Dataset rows
========
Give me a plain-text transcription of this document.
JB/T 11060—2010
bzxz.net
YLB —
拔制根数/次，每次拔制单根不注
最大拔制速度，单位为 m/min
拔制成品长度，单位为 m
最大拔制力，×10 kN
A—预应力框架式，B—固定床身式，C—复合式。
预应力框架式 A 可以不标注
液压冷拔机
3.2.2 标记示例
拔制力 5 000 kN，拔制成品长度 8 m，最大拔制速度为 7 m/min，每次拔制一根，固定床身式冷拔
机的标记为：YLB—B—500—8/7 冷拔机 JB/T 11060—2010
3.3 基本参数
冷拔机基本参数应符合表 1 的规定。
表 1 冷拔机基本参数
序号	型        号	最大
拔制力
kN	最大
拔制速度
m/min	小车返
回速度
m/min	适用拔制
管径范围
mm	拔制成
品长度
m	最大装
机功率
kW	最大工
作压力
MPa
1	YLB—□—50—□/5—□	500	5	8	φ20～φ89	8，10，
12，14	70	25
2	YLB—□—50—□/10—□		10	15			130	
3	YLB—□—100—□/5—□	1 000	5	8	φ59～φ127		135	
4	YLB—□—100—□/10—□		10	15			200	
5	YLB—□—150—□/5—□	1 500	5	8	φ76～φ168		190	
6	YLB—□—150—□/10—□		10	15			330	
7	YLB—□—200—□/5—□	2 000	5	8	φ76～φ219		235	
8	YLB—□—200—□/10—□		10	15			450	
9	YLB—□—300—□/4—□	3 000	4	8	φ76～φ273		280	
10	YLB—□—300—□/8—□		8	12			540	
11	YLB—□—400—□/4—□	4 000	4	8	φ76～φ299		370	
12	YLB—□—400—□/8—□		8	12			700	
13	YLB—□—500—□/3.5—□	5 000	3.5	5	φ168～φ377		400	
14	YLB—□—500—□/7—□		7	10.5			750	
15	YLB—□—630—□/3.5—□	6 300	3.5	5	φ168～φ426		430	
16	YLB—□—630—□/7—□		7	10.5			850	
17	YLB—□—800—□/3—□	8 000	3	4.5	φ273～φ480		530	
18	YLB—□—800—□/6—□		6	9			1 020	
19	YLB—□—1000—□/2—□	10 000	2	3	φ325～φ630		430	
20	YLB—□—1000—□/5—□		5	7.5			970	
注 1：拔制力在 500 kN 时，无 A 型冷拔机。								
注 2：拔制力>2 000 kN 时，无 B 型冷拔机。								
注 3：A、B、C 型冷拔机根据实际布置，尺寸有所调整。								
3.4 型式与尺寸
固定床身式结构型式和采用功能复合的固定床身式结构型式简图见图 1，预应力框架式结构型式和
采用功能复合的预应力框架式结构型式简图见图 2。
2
========
→ Directions: Go through the material line by line. Show each line that contains the string "拔制成品长度".

→ Reply:
拔制成品长度，单位为 m
拔制力 5 000 kN，拔制成品长度 8 m，最大拔制速度为 7 m/min，每次拔制一根，固定床身式冷拔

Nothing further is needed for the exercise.